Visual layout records
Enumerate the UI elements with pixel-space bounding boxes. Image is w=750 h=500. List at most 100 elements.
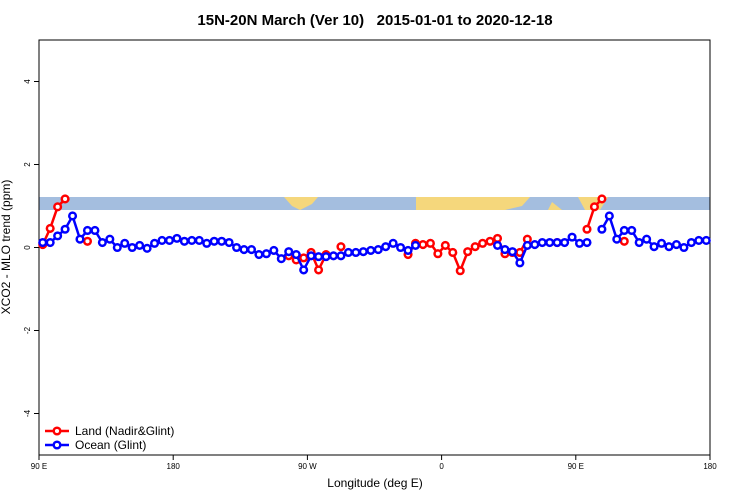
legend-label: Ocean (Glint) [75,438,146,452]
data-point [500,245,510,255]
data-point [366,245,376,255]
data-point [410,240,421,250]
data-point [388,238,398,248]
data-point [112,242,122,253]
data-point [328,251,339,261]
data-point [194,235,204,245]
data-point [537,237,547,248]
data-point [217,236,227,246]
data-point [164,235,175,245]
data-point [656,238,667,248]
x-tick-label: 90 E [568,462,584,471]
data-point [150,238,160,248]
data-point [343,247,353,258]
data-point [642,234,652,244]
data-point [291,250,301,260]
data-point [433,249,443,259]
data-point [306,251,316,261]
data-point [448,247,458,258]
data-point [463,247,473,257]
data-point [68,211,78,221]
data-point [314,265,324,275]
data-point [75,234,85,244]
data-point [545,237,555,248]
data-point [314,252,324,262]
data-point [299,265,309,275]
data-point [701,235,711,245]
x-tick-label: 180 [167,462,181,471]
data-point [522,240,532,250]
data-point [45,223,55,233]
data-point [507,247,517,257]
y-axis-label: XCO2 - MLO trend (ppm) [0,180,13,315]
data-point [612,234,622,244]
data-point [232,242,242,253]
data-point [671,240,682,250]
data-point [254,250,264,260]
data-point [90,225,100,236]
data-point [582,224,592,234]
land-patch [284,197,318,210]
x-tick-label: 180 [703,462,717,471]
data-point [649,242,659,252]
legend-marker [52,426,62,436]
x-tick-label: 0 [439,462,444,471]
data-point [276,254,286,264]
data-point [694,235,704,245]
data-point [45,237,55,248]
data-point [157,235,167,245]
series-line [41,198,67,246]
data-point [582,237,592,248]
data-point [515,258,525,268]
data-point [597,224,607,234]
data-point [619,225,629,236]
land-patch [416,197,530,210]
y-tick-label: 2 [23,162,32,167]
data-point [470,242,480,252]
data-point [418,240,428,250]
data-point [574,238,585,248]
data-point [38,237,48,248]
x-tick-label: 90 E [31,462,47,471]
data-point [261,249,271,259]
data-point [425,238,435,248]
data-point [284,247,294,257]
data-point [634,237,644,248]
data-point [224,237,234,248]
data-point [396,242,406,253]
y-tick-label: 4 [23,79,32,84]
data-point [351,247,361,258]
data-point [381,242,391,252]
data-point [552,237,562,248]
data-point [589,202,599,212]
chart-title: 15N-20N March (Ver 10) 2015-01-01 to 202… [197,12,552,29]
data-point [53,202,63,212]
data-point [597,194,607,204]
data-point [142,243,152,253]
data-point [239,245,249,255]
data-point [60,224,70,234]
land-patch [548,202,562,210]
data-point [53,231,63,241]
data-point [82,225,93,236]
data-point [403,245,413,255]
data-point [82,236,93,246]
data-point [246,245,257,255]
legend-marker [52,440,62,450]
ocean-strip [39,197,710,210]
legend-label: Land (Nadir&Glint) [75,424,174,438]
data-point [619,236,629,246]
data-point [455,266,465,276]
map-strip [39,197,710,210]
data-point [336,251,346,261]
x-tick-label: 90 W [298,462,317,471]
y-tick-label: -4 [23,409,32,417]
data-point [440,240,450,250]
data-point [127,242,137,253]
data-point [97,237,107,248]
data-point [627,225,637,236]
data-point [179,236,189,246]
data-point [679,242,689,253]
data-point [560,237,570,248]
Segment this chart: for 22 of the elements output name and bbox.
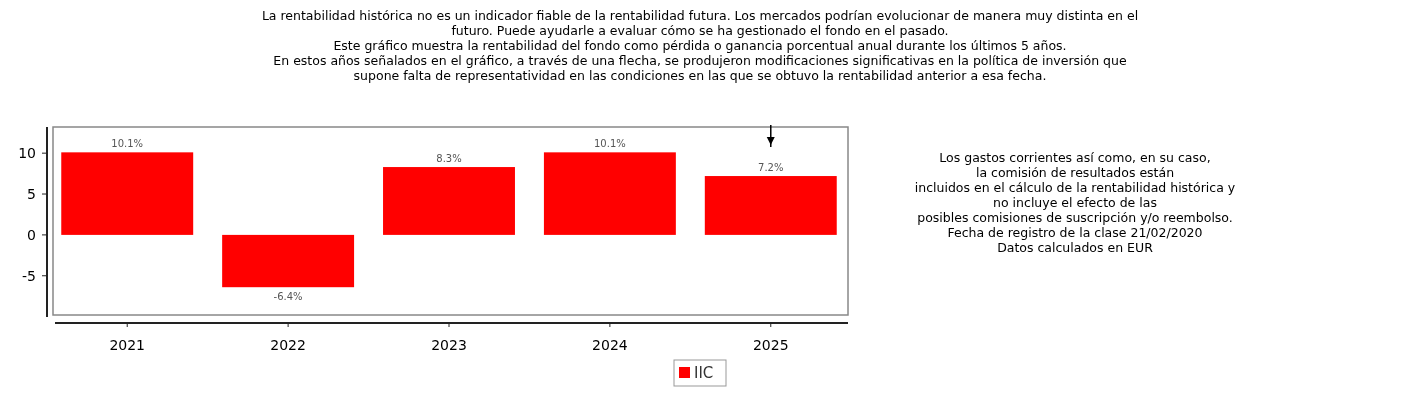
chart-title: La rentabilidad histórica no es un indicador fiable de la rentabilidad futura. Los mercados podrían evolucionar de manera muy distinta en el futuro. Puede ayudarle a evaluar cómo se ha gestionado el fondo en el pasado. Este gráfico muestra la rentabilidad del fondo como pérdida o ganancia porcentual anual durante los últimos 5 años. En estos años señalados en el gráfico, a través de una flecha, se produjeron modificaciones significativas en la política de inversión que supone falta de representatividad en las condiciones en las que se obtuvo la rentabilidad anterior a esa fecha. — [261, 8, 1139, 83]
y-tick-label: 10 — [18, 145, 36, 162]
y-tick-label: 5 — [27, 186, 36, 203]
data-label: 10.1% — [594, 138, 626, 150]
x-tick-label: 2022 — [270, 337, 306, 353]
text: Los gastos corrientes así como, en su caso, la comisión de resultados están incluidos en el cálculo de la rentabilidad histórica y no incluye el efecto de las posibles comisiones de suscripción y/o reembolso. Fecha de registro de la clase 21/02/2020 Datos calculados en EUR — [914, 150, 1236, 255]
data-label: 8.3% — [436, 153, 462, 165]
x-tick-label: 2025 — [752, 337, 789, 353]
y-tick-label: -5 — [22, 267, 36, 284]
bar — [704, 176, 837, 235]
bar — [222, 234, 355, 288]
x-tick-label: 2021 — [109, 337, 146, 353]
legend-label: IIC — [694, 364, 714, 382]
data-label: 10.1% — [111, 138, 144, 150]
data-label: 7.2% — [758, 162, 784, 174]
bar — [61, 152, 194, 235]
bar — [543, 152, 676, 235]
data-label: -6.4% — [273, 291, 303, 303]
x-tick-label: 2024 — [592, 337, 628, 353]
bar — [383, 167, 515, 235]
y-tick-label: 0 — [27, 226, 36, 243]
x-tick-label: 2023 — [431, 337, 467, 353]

■ **What is expected**: Transcribe the lines of the records above exactly as they appear, starting with the line that contains "legend-label: Ocean (Glint) [75,438,146,452]" and ending with the line that contains "data-point [612,234,622,244]", both of these lines included.

■ **Solution to this exercise**:
legend-label: Ocean (Glint) [75,438,146,452]
data-point [500,245,510,255]
data-point [366,245,376,255]
data-point [410,240,421,250]
data-point [388,238,398,248]
data-point [112,242,122,253]
data-point [328,251,339,261]
data-point [194,235,204,245]
data-point [537,237,547,248]
data-point [217,236,227,246]
data-point [164,235,175,245]
data-point [656,238,667,248]
x-tick-label: 90 E [568,462,584,471]
data-point [150,238,160,248]
data-point [343,247,353,258]
data-point [642,234,652,244]
data-point [291,250,301,260]
data-point [433,249,443,259]
data-point [306,251,316,261]
data-point [448,247,458,258]
data-point [463,247,473,257]
data-point [68,211,78,221]
data-point [314,265,324,275]
data-point [75,234,85,244]
data-point [545,237,555,248]
data-point [314,252,324,262]
data-point [299,265,309,275]
data-point [701,235,711,245]
x-tick-label: 180 [167,462,181,471]
data-point [522,240,532,250]
data-point [45,223,55,233]
data-point [507,247,517,257]
y-axis-label: XCO2 - MLO trend (ppm) [0,180,13,315]
data-point [612,234,622,244]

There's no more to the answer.